Data pulled from a collection:

---+---

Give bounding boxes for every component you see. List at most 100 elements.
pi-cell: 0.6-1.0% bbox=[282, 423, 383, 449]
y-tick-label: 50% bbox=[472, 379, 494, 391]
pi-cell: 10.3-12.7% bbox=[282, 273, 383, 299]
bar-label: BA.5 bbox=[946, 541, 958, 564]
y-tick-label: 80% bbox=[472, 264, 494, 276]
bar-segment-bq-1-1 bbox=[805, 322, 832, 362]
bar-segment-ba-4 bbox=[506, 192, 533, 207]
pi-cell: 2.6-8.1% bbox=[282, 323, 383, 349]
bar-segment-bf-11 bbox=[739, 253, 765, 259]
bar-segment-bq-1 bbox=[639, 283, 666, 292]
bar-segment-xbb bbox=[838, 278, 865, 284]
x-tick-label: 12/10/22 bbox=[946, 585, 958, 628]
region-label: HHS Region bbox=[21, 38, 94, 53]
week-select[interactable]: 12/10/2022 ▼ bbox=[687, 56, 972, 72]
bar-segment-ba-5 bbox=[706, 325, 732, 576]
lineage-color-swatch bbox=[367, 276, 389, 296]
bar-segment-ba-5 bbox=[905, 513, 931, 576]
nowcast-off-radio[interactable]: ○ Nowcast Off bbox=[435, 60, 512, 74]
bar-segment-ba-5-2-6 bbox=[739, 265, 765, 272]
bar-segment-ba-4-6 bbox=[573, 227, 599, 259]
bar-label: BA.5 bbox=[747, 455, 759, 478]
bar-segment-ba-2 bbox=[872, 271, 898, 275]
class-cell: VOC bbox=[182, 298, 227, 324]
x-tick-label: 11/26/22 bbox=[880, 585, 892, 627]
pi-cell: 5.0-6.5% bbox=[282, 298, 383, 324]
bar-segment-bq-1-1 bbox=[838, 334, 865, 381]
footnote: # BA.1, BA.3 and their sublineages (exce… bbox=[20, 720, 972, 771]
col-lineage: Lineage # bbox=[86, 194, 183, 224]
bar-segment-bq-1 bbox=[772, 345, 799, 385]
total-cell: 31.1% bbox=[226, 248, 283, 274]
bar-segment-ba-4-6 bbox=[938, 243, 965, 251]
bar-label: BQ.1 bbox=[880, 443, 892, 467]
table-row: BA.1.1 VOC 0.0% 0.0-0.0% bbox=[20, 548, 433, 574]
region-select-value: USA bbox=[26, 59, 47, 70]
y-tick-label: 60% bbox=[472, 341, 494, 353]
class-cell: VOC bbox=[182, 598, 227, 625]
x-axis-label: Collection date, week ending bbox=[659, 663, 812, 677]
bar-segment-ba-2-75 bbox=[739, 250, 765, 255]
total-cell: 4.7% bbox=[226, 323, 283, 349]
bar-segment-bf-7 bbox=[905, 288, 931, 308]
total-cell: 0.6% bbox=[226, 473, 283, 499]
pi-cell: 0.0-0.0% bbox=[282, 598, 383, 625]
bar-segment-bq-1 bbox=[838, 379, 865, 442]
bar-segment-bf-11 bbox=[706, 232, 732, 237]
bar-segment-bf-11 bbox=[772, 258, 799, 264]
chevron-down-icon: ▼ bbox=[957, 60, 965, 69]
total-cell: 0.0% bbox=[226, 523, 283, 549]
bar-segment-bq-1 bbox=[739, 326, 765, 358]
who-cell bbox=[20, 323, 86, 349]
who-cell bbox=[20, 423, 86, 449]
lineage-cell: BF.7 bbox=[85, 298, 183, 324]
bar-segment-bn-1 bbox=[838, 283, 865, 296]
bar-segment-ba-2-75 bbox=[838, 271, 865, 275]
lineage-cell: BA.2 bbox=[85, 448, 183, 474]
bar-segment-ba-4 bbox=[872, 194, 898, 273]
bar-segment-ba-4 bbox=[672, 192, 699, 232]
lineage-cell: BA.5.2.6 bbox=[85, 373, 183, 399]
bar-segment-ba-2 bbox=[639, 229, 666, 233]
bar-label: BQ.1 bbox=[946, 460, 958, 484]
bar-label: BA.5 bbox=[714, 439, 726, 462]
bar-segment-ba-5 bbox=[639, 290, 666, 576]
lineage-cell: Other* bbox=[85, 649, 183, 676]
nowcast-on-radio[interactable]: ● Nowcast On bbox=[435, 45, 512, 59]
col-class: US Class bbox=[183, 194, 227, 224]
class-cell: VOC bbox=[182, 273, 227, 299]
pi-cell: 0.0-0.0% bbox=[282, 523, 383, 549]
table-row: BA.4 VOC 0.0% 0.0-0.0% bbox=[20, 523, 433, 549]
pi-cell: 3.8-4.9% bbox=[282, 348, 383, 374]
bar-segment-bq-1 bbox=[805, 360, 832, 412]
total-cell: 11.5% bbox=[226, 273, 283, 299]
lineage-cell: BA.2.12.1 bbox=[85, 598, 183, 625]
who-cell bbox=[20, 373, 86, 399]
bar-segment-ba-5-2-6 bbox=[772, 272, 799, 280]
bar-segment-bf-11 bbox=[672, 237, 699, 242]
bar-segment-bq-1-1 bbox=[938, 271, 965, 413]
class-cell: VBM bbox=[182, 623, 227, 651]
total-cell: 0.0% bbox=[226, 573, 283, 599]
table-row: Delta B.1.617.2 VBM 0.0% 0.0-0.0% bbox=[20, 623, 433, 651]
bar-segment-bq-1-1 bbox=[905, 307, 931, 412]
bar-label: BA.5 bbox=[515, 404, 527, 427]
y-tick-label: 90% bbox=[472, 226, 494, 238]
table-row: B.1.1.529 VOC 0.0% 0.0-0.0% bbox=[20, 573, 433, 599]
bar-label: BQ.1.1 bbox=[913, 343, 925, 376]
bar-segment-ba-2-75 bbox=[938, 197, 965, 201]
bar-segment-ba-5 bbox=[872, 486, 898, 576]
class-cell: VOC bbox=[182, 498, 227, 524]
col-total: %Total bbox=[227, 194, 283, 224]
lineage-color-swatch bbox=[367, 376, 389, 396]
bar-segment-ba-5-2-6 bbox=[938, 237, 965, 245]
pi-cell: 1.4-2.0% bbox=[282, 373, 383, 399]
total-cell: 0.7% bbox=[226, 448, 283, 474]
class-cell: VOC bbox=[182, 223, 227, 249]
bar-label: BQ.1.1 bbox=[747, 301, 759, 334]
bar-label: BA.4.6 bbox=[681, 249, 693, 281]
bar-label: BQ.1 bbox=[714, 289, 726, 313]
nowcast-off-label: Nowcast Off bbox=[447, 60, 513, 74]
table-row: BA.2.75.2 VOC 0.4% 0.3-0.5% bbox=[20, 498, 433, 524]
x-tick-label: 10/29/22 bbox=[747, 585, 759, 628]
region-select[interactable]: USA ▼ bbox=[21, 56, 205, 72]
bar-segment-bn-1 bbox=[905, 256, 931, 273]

---+---

What you are asked to do: Identify every line in the records above that contains the string "region", treating uppercase and lowercase as different. Copy each of those lines.

Full answer:
region-label: HHS Region bbox=[21, 38, 94, 53]
region-select-value: USA bbox=[26, 59, 47, 70]
region-select[interactable]: USA ▼ bbox=[21, 56, 205, 72]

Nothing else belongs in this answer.